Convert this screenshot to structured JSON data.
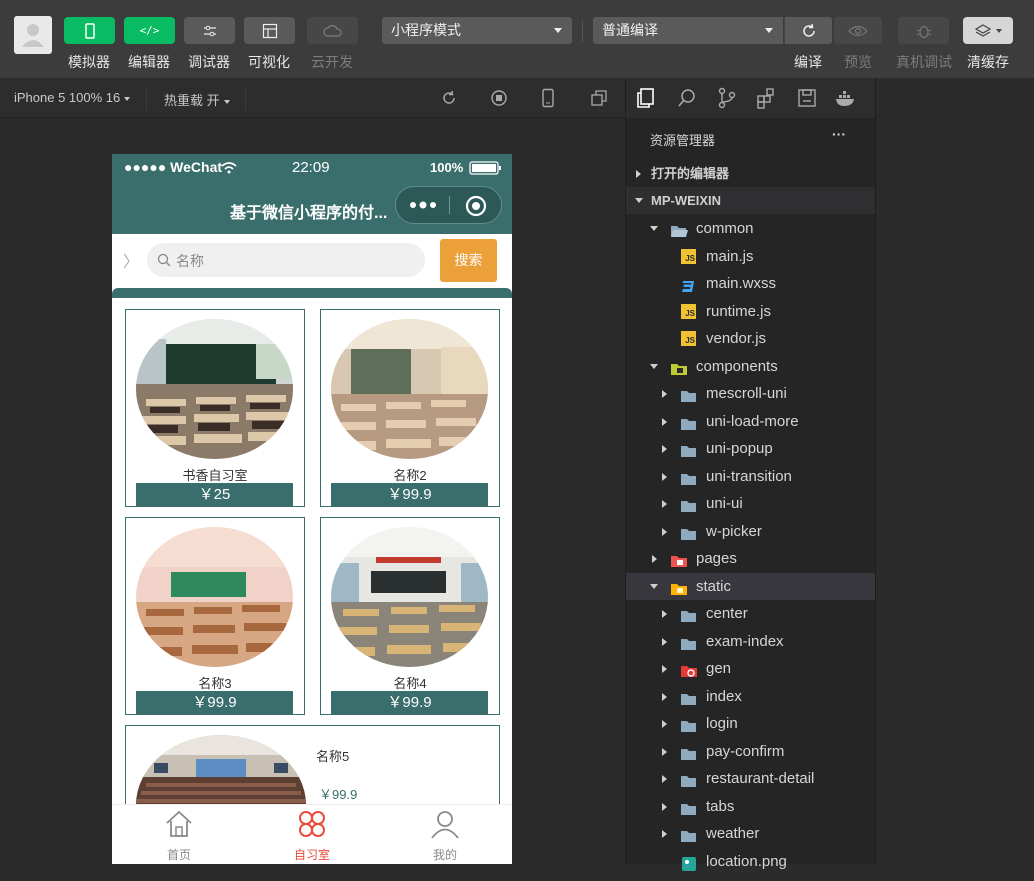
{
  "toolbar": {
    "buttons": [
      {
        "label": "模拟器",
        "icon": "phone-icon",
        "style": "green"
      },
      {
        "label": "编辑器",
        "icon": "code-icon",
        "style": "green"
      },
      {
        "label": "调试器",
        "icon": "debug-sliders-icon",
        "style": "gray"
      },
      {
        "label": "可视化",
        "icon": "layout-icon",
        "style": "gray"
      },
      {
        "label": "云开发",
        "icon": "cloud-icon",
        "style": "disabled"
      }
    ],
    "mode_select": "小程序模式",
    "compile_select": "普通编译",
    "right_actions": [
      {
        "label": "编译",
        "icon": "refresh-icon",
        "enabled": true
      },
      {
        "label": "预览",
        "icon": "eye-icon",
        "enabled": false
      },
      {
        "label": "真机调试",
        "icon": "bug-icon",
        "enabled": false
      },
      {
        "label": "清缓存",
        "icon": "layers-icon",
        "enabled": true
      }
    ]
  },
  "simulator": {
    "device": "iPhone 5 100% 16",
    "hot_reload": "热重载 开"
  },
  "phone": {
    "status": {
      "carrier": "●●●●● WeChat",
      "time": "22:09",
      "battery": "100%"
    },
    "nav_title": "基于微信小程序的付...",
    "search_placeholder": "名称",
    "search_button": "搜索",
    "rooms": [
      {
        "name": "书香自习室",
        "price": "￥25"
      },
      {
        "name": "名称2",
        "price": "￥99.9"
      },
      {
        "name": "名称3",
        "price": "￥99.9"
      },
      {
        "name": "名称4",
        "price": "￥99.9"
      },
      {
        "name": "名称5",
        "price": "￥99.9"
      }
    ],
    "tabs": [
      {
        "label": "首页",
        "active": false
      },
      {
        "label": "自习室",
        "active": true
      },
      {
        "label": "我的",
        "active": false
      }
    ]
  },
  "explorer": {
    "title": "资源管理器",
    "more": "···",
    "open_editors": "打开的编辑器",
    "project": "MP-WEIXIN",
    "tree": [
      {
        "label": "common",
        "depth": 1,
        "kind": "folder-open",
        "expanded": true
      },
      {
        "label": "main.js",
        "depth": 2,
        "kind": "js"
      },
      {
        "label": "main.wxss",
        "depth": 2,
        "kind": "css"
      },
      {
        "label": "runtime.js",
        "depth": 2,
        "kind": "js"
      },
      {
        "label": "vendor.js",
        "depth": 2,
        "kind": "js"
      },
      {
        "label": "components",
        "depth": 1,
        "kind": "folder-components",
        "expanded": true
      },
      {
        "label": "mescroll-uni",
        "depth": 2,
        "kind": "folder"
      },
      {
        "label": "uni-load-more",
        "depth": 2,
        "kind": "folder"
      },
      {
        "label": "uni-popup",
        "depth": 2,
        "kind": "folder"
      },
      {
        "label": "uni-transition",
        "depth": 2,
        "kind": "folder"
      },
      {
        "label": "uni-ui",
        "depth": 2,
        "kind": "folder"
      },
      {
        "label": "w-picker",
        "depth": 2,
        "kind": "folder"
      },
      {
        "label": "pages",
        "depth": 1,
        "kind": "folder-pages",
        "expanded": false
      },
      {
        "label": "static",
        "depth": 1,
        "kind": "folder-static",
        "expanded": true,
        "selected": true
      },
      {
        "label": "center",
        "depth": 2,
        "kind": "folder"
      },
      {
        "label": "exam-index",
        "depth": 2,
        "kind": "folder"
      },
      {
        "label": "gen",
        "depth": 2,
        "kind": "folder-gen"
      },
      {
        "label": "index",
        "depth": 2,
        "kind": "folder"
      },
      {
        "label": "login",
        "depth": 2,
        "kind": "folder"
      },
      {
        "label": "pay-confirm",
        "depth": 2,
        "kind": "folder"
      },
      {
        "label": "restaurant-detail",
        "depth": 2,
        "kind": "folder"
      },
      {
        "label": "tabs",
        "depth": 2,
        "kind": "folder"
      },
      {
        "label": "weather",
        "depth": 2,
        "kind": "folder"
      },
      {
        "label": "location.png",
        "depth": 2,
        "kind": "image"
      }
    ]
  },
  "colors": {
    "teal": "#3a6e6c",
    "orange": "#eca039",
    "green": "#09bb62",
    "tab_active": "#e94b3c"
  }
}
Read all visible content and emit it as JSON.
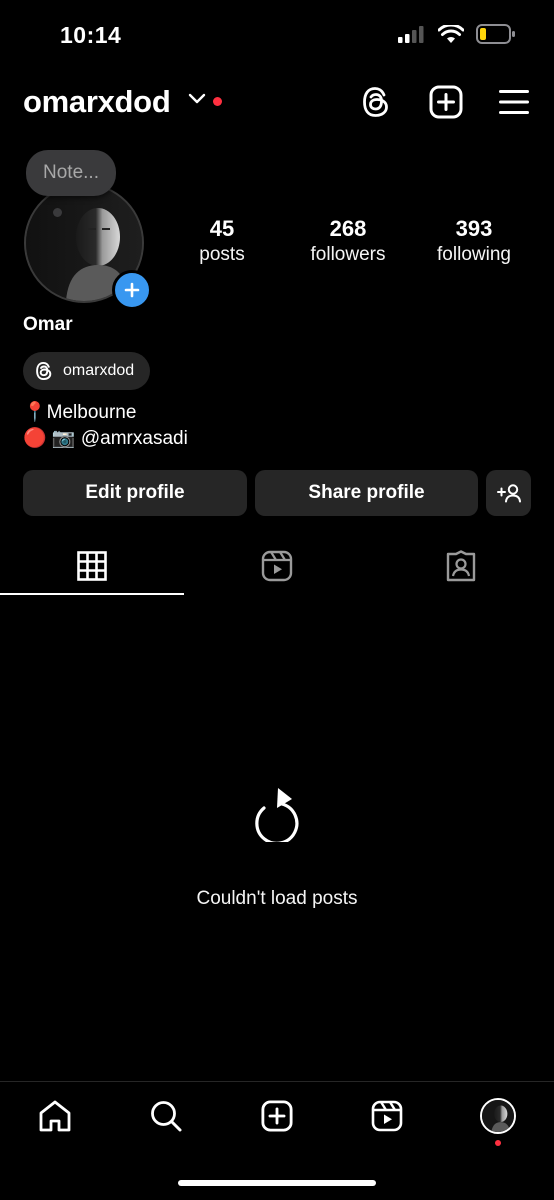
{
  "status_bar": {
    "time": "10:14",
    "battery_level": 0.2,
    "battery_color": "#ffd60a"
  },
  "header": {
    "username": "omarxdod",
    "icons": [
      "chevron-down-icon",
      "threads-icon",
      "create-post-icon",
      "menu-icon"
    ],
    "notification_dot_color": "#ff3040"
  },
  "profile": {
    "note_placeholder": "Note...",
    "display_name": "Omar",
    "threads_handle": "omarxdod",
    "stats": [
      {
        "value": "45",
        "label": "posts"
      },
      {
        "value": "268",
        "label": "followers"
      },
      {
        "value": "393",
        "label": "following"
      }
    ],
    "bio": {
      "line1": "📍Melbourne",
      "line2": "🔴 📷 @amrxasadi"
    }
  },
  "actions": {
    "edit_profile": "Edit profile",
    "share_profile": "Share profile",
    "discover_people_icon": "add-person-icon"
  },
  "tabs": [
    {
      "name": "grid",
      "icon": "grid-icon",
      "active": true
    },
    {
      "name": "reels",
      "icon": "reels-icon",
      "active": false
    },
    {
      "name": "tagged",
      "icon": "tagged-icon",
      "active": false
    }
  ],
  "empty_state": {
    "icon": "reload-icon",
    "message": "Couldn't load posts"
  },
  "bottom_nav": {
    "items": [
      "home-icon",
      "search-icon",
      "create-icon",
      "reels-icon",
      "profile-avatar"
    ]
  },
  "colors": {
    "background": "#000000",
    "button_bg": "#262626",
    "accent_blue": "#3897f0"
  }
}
...
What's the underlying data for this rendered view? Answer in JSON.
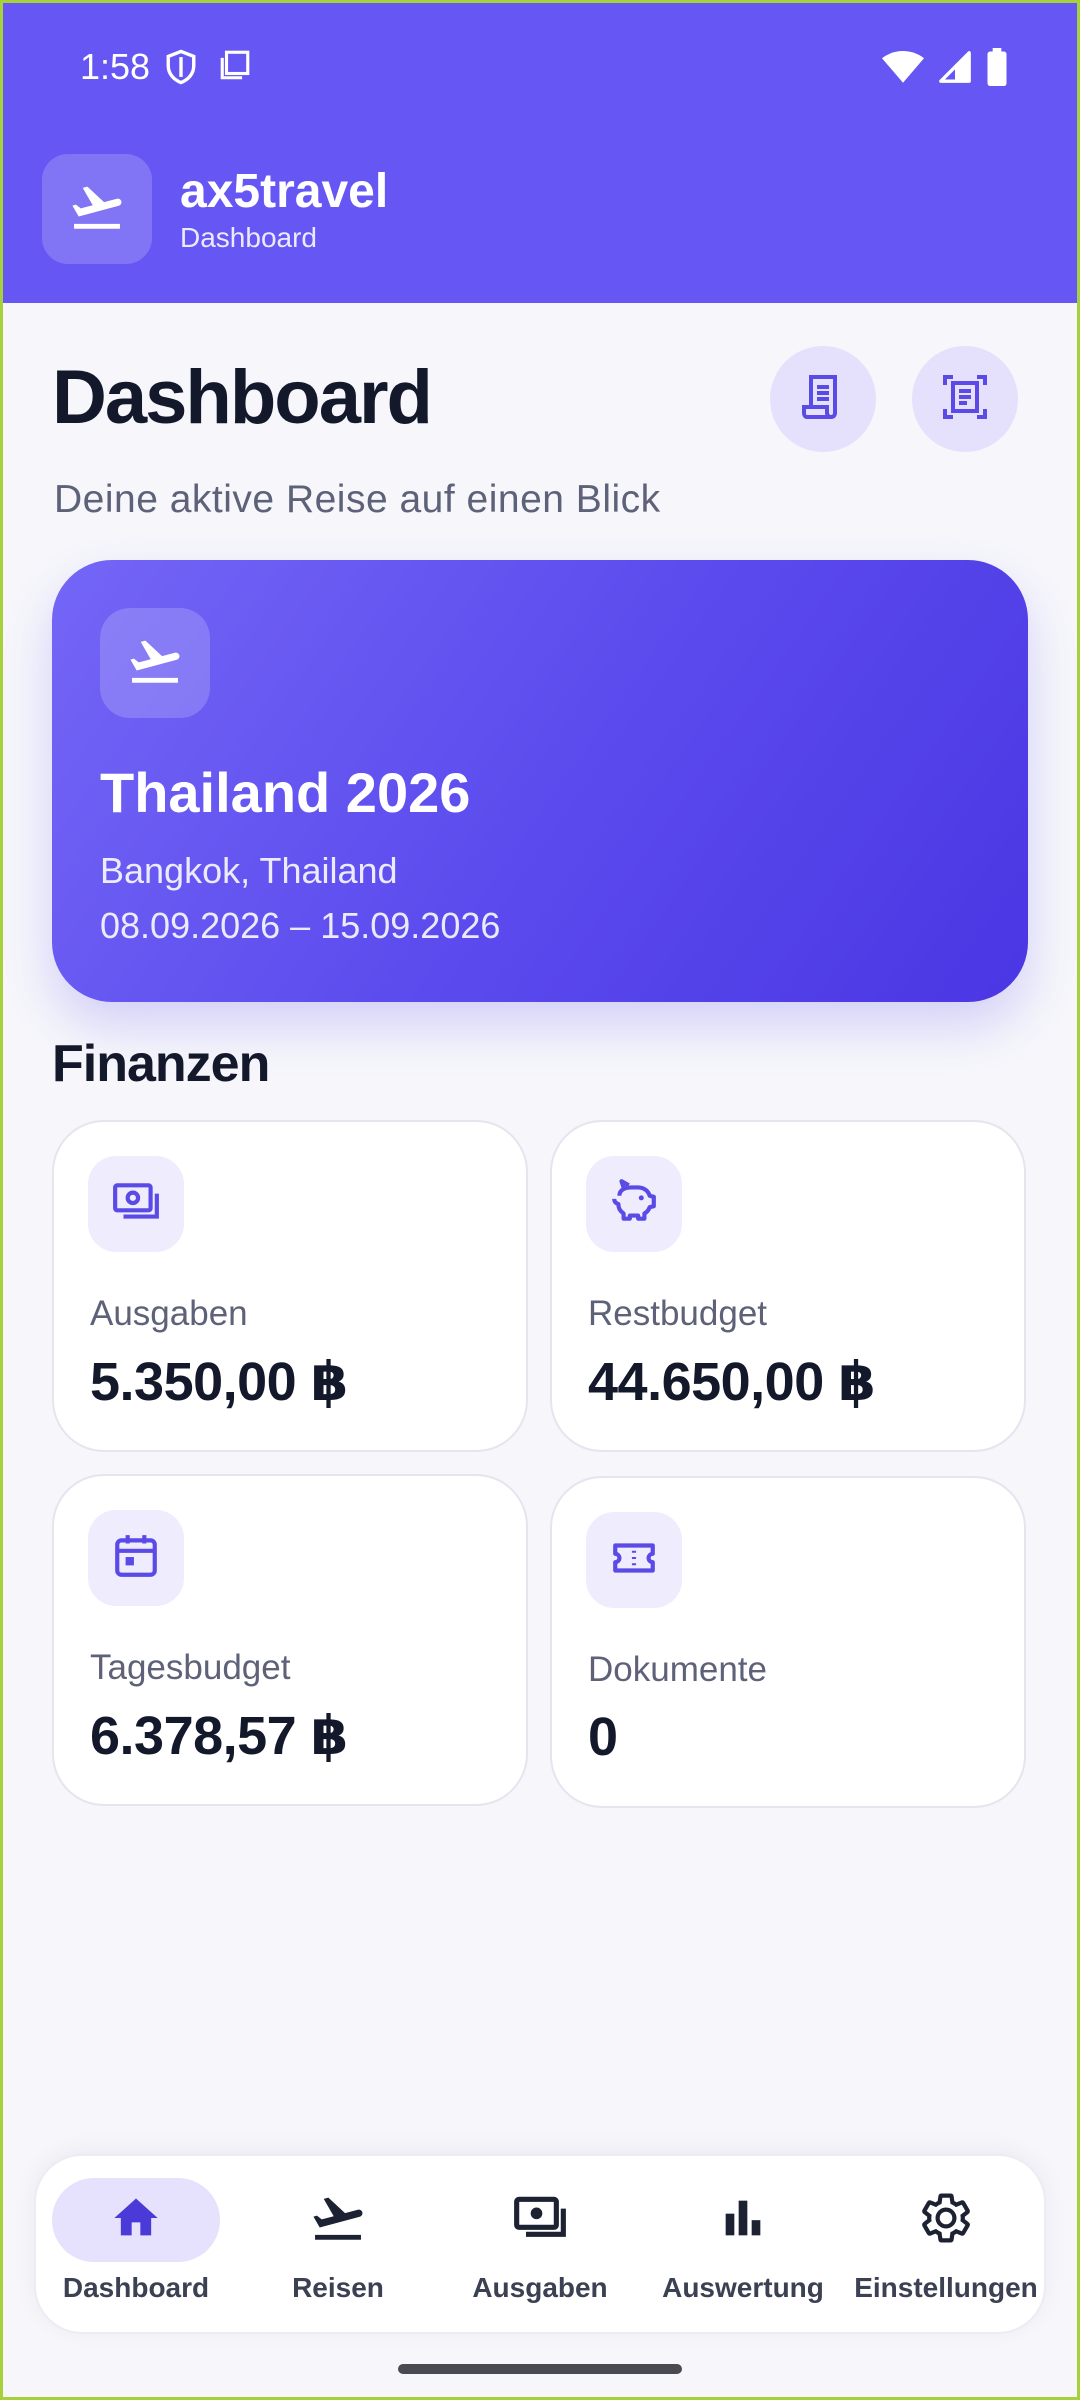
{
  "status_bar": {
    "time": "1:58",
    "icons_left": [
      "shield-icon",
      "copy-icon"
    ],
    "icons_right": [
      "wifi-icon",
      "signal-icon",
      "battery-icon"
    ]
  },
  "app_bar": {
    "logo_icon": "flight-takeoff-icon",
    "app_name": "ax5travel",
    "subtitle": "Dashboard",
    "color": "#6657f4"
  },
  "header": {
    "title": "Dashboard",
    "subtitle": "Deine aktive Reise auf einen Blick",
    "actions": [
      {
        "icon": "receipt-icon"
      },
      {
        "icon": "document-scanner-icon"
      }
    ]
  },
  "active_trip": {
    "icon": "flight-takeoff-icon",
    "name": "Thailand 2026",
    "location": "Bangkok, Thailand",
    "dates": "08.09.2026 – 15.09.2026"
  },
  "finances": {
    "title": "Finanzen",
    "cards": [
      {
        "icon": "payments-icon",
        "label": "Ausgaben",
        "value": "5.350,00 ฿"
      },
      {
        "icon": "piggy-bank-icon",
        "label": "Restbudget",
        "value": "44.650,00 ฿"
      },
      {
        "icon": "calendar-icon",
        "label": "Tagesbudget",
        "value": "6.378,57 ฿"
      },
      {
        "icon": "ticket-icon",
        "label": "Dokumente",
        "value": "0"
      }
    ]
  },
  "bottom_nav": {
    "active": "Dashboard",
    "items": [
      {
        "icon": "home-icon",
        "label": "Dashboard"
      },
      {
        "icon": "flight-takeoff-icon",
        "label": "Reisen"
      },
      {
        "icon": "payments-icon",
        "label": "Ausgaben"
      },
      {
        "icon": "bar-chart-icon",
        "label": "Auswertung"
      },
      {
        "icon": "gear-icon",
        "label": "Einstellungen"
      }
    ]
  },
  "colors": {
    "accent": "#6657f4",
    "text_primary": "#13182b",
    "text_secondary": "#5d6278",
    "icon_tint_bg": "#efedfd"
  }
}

# Written exercise
Write out every line from the entries where "true" appears.

# Solution to the exercise
        "enabled": true
        "enabled": true
        "active": true
        "expanded": true
        "expanded": true
        "expanded": true,
        "selected": true
      "active": true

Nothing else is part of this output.